> What to produce
Keep only the lines where "JSON" appears.

> Data supplied
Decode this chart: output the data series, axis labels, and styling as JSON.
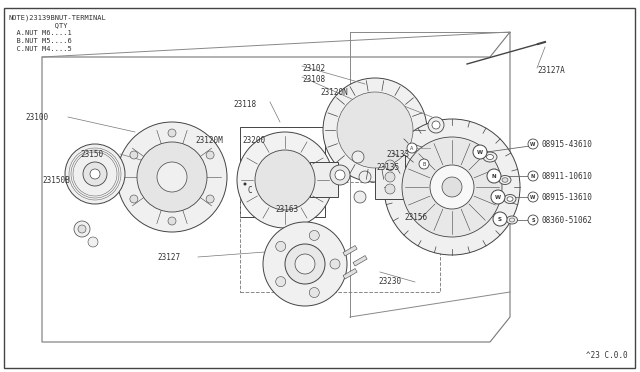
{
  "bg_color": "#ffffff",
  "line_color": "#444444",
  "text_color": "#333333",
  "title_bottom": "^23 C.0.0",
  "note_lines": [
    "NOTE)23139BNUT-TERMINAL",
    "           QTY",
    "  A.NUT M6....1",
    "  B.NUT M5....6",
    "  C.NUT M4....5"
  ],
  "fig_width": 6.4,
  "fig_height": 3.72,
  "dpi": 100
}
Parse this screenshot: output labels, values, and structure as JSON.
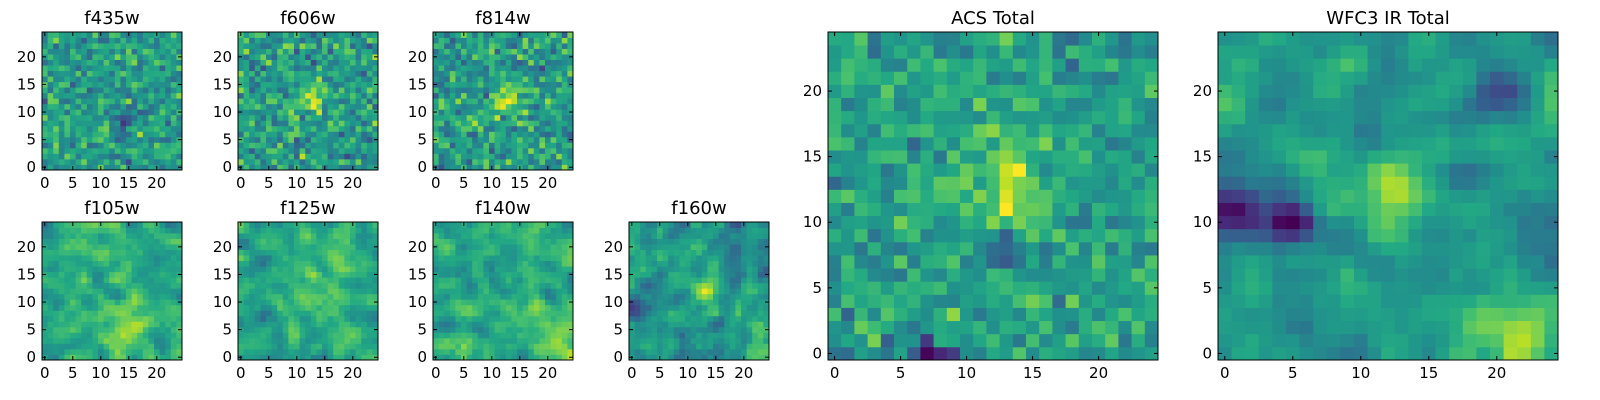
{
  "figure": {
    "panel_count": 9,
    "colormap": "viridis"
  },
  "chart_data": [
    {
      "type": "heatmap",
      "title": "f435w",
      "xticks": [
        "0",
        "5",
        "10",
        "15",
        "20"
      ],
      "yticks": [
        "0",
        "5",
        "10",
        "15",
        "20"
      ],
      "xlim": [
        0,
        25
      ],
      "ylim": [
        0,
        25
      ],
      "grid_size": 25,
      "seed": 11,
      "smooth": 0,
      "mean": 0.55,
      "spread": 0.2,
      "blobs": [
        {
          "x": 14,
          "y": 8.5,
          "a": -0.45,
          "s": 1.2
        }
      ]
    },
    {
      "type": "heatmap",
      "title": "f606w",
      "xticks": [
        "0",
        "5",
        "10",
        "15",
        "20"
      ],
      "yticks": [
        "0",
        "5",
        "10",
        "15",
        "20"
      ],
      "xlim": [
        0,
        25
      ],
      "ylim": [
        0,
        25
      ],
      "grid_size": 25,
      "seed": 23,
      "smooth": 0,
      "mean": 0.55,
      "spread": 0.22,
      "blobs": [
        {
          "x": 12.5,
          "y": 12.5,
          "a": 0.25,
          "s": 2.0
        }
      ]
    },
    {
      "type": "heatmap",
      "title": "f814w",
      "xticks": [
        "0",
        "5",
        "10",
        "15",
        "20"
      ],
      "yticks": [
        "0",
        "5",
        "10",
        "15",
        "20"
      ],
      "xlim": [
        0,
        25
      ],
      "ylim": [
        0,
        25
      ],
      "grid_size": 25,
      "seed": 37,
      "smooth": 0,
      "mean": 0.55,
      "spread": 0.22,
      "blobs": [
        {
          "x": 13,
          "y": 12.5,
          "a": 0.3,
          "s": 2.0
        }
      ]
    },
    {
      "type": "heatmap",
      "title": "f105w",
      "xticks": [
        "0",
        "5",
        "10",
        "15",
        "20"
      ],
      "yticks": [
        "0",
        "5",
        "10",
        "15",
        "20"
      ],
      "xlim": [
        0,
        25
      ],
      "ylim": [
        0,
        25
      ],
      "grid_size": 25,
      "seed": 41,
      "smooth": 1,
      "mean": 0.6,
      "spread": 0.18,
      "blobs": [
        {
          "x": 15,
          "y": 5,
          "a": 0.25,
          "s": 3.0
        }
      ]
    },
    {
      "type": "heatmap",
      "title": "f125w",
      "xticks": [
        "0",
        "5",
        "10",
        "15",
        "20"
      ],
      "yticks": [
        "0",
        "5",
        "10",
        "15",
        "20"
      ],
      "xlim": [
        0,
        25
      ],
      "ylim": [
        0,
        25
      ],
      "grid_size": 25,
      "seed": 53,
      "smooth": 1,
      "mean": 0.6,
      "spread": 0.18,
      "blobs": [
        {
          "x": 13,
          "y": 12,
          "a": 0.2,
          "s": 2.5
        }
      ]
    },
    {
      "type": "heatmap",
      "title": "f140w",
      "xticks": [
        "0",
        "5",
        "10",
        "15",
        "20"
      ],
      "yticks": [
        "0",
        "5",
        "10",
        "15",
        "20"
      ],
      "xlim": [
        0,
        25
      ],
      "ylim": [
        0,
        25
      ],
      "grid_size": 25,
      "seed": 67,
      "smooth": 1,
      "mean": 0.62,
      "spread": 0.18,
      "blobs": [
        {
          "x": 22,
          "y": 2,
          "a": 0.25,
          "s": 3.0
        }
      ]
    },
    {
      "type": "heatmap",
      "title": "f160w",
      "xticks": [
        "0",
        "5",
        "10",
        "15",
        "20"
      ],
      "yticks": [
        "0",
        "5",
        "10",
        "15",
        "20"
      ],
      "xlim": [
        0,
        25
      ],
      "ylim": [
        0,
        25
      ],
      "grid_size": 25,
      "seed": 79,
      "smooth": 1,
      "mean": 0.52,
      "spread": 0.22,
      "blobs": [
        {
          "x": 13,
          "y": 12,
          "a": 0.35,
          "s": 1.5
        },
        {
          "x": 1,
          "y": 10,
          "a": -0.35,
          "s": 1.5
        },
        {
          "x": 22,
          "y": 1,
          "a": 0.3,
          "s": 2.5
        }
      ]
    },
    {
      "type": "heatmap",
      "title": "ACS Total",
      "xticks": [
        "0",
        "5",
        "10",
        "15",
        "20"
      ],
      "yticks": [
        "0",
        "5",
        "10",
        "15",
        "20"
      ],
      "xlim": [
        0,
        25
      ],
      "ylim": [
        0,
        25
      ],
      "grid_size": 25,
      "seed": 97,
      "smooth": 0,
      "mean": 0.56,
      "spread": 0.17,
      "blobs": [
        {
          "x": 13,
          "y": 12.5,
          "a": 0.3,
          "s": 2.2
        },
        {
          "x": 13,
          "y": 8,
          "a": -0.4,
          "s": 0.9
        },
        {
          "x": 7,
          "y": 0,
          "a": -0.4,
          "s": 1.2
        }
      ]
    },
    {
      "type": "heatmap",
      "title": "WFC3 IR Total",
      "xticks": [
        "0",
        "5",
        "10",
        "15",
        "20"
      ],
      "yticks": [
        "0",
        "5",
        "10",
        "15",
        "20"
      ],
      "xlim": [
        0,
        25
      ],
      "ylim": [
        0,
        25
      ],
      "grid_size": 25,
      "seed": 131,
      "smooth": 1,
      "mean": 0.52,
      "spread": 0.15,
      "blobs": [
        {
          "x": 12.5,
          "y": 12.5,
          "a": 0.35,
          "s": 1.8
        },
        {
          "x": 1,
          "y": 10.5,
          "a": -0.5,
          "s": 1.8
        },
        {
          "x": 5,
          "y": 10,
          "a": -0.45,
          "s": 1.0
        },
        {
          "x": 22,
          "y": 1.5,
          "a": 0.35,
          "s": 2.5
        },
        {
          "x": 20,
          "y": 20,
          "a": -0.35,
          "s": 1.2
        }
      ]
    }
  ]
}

> The response
Decode this chart: output the data series, axis labels, and styling as JSON.
Parse this screenshot: output labels, values, and structure as JSON.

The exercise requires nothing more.